Saved data entries:
======

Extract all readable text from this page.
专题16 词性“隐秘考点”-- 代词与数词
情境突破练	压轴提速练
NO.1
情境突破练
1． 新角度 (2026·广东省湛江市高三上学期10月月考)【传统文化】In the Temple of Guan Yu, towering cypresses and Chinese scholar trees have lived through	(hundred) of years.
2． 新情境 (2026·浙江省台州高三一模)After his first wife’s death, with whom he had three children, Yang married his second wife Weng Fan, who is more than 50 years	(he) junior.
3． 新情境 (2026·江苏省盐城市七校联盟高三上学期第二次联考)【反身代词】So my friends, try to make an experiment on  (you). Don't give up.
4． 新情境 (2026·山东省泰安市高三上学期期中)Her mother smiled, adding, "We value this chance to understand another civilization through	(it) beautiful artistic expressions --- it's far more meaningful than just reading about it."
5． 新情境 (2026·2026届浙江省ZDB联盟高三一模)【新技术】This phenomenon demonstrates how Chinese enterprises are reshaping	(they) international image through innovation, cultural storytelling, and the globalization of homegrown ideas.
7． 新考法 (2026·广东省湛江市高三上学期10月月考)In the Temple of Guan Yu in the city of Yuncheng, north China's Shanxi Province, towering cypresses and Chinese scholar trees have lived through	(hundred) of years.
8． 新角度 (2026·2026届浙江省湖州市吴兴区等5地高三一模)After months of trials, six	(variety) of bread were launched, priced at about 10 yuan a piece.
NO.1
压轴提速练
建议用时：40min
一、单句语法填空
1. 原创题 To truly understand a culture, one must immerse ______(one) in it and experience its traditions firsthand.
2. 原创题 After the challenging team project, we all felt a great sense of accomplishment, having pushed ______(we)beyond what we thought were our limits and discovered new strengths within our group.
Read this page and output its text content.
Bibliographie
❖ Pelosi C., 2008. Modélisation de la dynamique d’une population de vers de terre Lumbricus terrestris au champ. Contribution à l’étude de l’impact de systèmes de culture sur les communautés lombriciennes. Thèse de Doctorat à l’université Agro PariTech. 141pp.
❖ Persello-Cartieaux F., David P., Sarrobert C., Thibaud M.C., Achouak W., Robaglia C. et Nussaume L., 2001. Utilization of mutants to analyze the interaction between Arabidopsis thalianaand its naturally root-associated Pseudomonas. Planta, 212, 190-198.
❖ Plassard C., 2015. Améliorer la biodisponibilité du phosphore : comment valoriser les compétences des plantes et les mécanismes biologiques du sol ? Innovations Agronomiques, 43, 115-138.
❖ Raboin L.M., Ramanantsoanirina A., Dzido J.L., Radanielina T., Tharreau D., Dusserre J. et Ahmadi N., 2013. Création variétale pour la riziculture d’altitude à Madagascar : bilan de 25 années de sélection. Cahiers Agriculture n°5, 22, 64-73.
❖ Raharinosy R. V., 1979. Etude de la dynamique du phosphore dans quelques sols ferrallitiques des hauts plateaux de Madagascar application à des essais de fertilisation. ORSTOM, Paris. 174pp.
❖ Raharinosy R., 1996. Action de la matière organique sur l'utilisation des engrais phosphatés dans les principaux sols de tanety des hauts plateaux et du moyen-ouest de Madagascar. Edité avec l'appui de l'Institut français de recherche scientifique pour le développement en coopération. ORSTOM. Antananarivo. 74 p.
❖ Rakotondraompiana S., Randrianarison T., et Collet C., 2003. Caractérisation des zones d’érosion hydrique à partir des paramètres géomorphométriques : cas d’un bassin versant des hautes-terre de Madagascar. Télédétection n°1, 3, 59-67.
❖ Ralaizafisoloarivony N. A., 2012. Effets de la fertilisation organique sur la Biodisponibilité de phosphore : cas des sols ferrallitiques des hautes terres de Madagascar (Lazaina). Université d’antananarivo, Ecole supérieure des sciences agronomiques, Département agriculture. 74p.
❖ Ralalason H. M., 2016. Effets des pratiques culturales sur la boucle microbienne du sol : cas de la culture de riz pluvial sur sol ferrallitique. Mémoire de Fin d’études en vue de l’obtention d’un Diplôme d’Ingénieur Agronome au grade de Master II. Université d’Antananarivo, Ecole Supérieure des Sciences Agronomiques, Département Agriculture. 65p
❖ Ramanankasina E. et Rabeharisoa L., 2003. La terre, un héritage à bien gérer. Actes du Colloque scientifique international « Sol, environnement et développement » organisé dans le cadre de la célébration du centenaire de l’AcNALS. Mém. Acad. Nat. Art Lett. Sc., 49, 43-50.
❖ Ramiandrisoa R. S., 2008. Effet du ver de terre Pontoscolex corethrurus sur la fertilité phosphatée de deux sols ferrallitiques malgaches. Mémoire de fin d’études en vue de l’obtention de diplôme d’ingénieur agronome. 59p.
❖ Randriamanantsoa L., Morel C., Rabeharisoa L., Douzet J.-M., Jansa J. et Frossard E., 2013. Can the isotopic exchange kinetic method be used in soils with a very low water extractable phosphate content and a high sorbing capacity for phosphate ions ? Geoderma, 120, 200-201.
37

======

> _Exercise_
Copy out all lines that carry the word "organique".

> _Response to the task_
❖ Raharinosy R., 1996. Action de la matière organique sur l'utilisation des engrais phosphatés dans les principaux sols de tanety des hauts plateaux et du moyen-ouest de Madagascar. Edité avec l'appui de l'Institut français de recherche scientifique pour le développement en coopération. ORSTOM. Antananarivo. 74 p.
❖ Ralaizafisoloarivony N. A., 2012. Effets de la fertilisation organique sur la Biodisponibilité de phosphore : cas des sols ferrallitiques des hautes terres de Madagascar (Lazaina). Université d’antananarivo, Ecole supérieure des sciences agronomiques, Département agriculture. 74p.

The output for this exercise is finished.